Roundhouse Advocacy: What We Can Achieve & How You Can Help + NM Private Prisons & Fracking Action Alerts

This is a crucial blog that should be shared broadly. We have an opportunity to do something special in 2019. Time to play offense in our State Legislature in NM. With anything like the energy and commitment that was garnered in the campaign, we can transform NM. No more 50th. Plus info on a hearing @ planned doubling of fracking in San Juan, plus Allegra Love on plans for refugee detention in private prisons in NM.

We have two Action Alerts we want to cover before describing how we plan to take the offense at the Roundhouse. Unfortunately, there are critical policy areas where we are still playing defense to protect our land from being despoiled by greed and to preserve our very moral character, as rumors circulate of plans to build more private prisons in NM to house detained immigrants and refugees. Protect our land; resist private prisons; and find out how we can create legislation that protects NM from these kinds of offensive incursions. Read on.

Protest Doubling the Well Density in San Juan. Special Hearing NM Oil Conservation Commission, Nov. 19th 9 am. 

Hilcorp is seeking approval to DOUBLE the well density in the Blanco-MesaVerde formation across San Juan and Rio Arriba counties without any analysis of impacts. The move could lead to 8,000 additional wells. Communities in San Juan and Rio Arriba counties already are overwhelmed by oil and gas. Northwestern New Mexico is home to more than 40,000 oil and gas wells as well as ancillary compressors, processing plants and pipelines. No analysis has been done on the impacts of  doubling the well density. We’re additionally concerned because approval of this request would circumvent the current public process required when an exemption to the well density is requested.

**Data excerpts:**
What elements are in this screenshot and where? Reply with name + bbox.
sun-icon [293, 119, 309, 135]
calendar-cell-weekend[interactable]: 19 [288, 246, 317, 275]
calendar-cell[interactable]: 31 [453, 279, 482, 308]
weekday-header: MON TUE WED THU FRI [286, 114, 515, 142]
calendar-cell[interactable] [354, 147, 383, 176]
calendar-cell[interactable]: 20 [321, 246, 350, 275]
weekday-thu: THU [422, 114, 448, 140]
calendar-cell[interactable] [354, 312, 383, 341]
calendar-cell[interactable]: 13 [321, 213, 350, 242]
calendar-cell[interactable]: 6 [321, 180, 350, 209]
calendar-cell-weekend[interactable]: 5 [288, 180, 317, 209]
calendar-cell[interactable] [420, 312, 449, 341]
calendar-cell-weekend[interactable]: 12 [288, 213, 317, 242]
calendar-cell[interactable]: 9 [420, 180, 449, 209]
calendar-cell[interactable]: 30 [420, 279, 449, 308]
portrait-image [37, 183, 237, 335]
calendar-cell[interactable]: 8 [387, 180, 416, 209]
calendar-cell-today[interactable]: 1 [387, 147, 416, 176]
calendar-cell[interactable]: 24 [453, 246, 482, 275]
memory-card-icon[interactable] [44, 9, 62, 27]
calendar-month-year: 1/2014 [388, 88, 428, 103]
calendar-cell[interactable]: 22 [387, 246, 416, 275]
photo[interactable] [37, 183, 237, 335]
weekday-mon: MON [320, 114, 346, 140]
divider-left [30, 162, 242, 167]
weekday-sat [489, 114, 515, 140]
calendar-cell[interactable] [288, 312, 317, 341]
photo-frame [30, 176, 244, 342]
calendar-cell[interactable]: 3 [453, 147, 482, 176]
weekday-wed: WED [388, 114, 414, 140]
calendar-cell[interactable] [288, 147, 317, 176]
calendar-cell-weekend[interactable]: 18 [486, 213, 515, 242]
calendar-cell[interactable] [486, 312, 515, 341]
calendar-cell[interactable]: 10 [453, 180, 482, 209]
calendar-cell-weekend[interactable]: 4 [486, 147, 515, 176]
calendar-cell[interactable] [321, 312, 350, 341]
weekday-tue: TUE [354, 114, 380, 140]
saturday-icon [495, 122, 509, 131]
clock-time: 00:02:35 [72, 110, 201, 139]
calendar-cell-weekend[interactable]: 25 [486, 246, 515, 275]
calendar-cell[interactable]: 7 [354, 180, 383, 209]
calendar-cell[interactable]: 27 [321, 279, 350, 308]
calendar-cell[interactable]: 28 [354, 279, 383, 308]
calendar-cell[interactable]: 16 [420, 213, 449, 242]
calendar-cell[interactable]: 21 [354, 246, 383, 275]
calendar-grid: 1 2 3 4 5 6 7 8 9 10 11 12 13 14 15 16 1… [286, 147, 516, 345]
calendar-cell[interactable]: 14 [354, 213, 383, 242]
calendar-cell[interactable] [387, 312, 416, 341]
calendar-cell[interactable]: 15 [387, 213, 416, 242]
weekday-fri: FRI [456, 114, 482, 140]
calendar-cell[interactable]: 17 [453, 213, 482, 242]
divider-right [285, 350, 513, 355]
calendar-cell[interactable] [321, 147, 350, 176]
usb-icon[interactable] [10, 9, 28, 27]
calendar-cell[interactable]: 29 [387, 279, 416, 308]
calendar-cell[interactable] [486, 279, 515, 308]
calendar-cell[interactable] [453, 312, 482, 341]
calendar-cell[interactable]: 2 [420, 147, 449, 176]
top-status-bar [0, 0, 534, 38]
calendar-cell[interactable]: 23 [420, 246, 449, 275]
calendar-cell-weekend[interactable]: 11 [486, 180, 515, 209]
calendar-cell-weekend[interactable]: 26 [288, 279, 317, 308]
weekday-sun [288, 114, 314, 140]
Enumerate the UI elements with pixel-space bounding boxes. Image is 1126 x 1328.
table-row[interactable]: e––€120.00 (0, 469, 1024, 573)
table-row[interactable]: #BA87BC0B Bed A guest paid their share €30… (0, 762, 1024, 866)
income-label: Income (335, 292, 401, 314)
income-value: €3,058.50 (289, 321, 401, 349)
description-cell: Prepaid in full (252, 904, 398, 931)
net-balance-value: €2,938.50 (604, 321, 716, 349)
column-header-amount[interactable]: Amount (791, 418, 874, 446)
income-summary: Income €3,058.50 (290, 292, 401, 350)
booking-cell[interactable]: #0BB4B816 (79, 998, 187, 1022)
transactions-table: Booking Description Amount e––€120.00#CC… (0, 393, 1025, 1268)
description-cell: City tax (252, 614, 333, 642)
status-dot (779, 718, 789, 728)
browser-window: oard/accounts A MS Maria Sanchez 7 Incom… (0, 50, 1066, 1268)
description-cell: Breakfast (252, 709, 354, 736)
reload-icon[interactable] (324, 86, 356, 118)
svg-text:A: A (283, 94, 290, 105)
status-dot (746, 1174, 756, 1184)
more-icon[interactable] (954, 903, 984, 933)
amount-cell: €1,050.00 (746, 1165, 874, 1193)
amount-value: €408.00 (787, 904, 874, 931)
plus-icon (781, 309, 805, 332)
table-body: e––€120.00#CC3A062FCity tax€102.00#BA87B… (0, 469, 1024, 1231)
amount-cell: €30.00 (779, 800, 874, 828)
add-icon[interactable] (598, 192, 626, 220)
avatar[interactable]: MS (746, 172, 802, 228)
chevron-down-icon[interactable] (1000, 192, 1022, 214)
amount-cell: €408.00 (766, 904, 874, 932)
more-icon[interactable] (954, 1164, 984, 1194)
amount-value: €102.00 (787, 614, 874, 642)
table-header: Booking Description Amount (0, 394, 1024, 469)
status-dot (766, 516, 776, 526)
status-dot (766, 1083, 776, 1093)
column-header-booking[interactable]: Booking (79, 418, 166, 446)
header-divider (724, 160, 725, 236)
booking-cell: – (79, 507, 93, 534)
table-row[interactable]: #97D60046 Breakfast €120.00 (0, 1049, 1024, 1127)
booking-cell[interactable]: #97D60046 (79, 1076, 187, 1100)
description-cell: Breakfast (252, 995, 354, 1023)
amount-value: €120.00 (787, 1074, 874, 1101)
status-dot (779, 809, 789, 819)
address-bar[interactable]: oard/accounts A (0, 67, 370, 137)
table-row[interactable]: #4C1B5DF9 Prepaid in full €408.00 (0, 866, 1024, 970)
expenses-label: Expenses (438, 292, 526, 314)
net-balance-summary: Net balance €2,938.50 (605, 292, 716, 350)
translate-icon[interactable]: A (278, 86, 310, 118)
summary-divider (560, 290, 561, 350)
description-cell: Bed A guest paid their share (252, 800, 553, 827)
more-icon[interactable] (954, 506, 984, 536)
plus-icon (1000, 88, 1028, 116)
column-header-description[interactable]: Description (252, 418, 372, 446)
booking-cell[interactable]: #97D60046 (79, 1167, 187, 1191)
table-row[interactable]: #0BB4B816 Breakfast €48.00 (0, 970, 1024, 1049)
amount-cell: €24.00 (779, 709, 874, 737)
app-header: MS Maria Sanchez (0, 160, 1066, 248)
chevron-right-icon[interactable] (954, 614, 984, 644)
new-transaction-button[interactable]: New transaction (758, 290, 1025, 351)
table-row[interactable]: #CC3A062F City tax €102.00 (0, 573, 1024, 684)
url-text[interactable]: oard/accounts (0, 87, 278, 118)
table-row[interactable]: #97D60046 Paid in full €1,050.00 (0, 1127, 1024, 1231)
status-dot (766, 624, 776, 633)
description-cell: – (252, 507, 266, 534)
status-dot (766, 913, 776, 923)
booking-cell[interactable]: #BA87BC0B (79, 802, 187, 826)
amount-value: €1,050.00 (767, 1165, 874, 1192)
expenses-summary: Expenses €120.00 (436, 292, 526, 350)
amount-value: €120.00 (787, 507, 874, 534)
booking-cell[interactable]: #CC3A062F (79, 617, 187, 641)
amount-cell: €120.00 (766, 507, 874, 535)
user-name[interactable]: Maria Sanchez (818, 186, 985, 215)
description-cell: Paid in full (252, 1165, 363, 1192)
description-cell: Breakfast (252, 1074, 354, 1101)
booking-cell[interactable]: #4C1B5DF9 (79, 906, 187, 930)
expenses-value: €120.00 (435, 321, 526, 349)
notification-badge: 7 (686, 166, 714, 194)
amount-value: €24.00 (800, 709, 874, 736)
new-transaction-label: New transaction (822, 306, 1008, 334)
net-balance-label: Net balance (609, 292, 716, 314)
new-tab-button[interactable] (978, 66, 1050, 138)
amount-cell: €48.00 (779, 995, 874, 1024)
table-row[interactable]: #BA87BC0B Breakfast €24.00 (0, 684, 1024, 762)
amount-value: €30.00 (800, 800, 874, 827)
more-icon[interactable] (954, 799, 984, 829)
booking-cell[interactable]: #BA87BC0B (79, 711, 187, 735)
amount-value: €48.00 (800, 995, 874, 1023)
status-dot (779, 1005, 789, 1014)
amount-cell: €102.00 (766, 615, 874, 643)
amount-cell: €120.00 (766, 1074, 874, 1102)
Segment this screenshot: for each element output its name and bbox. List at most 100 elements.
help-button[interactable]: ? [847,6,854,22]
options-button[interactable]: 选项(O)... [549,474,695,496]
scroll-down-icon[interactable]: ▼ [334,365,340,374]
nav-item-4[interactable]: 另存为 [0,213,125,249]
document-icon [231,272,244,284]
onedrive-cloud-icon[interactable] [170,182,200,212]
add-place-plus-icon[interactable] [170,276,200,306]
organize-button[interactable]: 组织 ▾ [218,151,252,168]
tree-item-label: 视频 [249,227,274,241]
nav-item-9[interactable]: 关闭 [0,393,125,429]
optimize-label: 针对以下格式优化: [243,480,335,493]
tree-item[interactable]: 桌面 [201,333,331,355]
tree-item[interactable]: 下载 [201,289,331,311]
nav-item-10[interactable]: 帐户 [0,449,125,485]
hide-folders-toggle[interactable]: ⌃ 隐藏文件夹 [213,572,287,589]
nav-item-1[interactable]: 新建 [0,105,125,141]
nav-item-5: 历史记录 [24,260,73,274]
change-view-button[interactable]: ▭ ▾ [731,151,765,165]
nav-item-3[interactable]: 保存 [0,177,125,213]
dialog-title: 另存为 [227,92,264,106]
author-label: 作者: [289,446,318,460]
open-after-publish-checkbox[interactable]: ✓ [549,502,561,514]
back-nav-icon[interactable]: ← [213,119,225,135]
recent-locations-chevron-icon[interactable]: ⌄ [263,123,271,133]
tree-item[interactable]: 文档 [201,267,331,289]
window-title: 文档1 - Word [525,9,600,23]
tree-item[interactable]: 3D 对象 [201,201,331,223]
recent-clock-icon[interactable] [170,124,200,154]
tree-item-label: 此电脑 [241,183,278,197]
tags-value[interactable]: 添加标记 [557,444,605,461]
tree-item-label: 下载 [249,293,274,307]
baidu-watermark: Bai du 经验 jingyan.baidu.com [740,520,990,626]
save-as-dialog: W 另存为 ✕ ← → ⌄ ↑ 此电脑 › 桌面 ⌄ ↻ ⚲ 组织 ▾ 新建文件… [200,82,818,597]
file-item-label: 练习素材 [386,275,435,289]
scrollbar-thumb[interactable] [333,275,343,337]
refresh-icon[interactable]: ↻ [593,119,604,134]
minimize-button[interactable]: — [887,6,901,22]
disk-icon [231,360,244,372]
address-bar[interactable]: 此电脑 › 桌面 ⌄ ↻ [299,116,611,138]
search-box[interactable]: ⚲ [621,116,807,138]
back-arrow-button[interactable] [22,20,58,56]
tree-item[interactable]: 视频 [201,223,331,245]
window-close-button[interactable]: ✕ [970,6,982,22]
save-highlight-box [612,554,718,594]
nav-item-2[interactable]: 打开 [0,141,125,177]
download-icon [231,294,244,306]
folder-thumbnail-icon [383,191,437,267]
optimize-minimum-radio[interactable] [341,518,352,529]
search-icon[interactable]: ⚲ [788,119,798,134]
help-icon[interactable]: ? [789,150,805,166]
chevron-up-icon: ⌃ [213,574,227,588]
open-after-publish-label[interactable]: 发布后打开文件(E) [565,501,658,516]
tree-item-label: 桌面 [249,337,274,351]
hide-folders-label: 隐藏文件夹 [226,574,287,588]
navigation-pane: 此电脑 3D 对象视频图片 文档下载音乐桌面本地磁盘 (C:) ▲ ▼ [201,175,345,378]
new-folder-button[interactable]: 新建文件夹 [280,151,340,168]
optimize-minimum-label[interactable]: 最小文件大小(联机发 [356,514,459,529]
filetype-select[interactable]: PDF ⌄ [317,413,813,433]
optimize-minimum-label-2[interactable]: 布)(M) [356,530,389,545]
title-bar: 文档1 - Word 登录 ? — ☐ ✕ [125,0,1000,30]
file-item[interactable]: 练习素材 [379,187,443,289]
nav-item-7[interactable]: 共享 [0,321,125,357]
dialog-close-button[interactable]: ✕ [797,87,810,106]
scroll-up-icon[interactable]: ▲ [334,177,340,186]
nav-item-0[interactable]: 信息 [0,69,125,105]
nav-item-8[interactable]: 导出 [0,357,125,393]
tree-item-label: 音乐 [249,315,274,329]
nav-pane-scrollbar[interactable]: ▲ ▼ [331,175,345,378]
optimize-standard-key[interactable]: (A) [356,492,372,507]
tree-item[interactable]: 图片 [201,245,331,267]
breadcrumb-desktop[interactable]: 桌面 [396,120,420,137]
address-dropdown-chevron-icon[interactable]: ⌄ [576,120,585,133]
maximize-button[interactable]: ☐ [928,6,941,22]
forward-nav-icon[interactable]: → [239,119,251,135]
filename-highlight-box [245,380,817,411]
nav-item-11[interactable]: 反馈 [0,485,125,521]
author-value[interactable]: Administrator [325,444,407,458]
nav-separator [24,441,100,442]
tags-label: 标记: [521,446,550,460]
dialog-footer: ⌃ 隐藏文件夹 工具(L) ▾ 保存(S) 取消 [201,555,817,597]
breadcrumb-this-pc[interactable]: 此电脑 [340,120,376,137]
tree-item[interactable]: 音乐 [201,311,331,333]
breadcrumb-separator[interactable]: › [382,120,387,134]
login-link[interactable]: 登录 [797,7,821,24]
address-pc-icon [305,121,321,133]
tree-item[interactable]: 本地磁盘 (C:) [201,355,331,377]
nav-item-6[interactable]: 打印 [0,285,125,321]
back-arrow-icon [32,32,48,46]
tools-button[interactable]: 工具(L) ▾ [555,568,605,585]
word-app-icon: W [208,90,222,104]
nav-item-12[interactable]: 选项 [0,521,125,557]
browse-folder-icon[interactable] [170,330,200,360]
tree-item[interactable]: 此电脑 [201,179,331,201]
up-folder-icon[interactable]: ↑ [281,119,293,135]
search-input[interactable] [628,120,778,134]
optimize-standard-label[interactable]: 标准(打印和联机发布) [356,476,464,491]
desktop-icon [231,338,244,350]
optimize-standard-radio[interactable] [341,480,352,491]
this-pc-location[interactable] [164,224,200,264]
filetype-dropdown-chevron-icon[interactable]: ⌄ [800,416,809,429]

**What to work on:** Reproduce the part of the advocacy post that begins at the words "Protest Doubling the" and stops after the words "density is requested.". The lines here are separate material, unrelated to the advocacy post.

**Response box:**
Protest Doubling the Well Density in San Juan. Special Hearing NM Oil Conservation Commission, Nov. 19th 9 am. 

Hilcorp is seeking approval to DOUBLE the well density in the Blanco-MesaVerde formation across San Juan and Rio Arriba counties without any analysis of impacts. The move could lead to 8,000 additional wells. Communities in San Juan and Rio Arriba counties already are overwhelmed by oil and gas. Northwestern New Mexico is home to more than 40,000 oil and gas wells as well as ancillary compressors, processing plants and pipelines. No analysis has been done on the impacts of  doubling the well density. We’re additionally concerned because approval of this request would circumvent the current public process required when an exemption to the well density is requested.